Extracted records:
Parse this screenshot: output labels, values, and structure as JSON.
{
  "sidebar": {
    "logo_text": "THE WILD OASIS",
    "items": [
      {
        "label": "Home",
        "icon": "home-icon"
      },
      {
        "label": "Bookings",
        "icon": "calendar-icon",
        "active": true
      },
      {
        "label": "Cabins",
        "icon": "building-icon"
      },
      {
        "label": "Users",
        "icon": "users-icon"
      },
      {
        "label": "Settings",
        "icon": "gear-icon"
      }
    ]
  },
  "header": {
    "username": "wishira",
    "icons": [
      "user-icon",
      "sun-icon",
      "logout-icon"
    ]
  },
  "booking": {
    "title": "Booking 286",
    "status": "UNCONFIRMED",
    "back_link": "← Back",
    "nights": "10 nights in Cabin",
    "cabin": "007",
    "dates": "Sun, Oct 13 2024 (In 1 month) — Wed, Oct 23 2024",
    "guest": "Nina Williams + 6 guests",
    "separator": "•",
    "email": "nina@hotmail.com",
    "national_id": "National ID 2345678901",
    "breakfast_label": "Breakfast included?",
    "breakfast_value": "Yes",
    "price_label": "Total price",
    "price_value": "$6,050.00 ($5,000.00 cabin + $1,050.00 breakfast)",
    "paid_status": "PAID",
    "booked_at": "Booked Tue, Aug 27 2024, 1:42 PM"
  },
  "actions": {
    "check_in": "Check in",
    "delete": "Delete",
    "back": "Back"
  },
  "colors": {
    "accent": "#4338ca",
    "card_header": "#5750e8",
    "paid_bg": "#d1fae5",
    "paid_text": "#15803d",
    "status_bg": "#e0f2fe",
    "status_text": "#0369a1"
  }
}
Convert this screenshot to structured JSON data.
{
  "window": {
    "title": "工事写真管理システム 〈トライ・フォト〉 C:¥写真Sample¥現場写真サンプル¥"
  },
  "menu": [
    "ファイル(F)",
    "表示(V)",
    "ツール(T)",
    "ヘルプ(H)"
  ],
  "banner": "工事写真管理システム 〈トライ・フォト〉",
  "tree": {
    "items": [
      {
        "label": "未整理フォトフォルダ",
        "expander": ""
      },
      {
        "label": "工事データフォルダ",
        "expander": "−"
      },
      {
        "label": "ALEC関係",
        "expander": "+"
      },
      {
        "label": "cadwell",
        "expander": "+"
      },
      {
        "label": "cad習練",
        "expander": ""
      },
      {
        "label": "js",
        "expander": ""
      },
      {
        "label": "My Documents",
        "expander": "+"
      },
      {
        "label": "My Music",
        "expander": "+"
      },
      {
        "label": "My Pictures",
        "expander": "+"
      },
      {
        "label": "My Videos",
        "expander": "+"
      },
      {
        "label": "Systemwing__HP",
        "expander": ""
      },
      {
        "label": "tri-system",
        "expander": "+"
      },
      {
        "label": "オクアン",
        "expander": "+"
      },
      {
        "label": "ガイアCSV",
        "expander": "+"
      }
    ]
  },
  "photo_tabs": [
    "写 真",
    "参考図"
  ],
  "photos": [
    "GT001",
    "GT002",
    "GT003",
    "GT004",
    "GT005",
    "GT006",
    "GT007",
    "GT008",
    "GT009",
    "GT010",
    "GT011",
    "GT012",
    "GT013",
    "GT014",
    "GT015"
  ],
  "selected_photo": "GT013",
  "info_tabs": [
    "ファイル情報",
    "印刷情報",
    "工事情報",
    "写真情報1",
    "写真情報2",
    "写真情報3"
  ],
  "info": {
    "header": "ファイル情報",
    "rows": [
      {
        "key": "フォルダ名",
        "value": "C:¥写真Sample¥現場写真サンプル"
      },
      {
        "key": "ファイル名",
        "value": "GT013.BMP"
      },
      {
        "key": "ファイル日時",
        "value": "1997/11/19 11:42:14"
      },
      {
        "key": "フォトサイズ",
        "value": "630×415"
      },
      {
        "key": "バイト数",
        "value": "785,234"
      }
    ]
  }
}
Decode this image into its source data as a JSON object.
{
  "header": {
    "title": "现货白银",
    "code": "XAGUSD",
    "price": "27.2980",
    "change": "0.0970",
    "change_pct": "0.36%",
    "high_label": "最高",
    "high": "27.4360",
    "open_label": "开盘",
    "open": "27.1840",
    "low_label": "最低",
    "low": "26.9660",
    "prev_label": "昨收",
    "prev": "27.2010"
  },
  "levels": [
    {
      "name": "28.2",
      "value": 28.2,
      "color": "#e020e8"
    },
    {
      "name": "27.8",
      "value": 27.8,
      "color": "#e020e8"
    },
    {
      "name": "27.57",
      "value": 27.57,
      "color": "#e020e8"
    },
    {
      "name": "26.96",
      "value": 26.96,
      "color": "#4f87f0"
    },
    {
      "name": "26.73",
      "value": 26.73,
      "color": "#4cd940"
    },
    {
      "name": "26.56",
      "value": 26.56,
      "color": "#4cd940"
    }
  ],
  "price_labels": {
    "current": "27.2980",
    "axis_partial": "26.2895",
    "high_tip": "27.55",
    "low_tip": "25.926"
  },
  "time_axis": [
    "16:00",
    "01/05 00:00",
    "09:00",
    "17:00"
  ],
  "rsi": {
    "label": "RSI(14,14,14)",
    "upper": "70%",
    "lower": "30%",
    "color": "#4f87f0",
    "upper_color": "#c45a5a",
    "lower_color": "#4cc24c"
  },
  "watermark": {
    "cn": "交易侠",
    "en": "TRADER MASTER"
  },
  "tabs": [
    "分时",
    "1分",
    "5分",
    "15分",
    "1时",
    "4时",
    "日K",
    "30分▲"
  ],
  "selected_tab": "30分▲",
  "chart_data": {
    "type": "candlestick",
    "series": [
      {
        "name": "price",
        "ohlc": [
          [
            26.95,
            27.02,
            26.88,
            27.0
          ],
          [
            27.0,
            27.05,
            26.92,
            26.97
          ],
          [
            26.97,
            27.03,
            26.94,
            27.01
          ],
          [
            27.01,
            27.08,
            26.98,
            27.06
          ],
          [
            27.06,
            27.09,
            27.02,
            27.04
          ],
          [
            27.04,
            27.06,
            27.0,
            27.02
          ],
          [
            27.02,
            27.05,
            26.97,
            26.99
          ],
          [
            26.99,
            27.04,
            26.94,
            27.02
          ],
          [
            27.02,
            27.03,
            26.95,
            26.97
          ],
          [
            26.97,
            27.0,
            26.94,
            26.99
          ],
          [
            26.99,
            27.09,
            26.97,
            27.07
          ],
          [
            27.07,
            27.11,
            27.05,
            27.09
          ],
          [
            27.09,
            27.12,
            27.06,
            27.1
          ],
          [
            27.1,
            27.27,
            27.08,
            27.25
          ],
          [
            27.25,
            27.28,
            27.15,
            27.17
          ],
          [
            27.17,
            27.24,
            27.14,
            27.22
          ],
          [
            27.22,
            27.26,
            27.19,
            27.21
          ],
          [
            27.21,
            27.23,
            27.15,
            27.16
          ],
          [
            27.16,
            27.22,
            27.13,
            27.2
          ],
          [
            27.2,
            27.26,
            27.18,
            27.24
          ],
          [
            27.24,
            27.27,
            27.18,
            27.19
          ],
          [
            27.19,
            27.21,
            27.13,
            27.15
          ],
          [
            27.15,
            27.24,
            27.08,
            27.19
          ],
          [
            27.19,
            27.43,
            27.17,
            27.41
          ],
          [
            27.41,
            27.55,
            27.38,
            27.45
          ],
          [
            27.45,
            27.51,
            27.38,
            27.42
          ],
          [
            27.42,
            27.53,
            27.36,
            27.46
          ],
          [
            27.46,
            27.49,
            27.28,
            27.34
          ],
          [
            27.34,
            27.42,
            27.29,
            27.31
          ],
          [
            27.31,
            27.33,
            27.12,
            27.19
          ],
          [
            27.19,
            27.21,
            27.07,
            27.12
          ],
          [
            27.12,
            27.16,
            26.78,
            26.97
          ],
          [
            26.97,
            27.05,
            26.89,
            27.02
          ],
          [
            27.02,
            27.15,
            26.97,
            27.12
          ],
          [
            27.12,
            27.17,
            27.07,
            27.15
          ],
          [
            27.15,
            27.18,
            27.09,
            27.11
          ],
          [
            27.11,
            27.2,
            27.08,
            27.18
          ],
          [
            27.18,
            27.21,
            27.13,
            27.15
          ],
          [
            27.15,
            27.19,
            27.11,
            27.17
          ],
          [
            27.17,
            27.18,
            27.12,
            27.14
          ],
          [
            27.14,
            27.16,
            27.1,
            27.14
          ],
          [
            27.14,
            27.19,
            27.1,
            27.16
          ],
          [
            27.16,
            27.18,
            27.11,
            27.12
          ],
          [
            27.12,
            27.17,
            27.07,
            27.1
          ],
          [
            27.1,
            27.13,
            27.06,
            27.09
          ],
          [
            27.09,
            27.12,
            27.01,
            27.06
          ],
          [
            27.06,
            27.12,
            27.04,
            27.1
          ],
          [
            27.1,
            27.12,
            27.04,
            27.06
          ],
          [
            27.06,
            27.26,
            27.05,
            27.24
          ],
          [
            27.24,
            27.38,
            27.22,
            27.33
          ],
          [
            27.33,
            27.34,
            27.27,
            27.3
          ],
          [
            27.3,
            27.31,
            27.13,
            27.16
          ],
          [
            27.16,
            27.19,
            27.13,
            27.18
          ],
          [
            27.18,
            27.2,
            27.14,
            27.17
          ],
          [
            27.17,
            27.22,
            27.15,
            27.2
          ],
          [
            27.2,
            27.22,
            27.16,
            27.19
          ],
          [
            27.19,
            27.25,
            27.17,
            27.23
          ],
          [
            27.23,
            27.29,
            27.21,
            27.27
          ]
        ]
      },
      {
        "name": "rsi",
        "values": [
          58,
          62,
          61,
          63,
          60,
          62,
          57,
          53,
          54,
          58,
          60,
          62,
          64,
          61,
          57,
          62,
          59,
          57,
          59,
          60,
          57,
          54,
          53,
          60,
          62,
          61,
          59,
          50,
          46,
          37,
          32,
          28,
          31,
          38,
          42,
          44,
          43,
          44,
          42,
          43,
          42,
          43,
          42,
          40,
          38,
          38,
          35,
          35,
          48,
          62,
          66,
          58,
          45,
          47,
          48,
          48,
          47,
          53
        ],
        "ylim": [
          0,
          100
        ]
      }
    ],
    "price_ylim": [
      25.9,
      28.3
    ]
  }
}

** Your objective **
Show every line above in which the word "工事写真管理システム" occurs.

** Response to this exercise **
    "title": "工事写真管理システム 〈トライ・フォト〉 C:¥写真Sample¥現場写真サンプル¥"
  "banner": "工事写真管理システム 〈トライ・フォト〉",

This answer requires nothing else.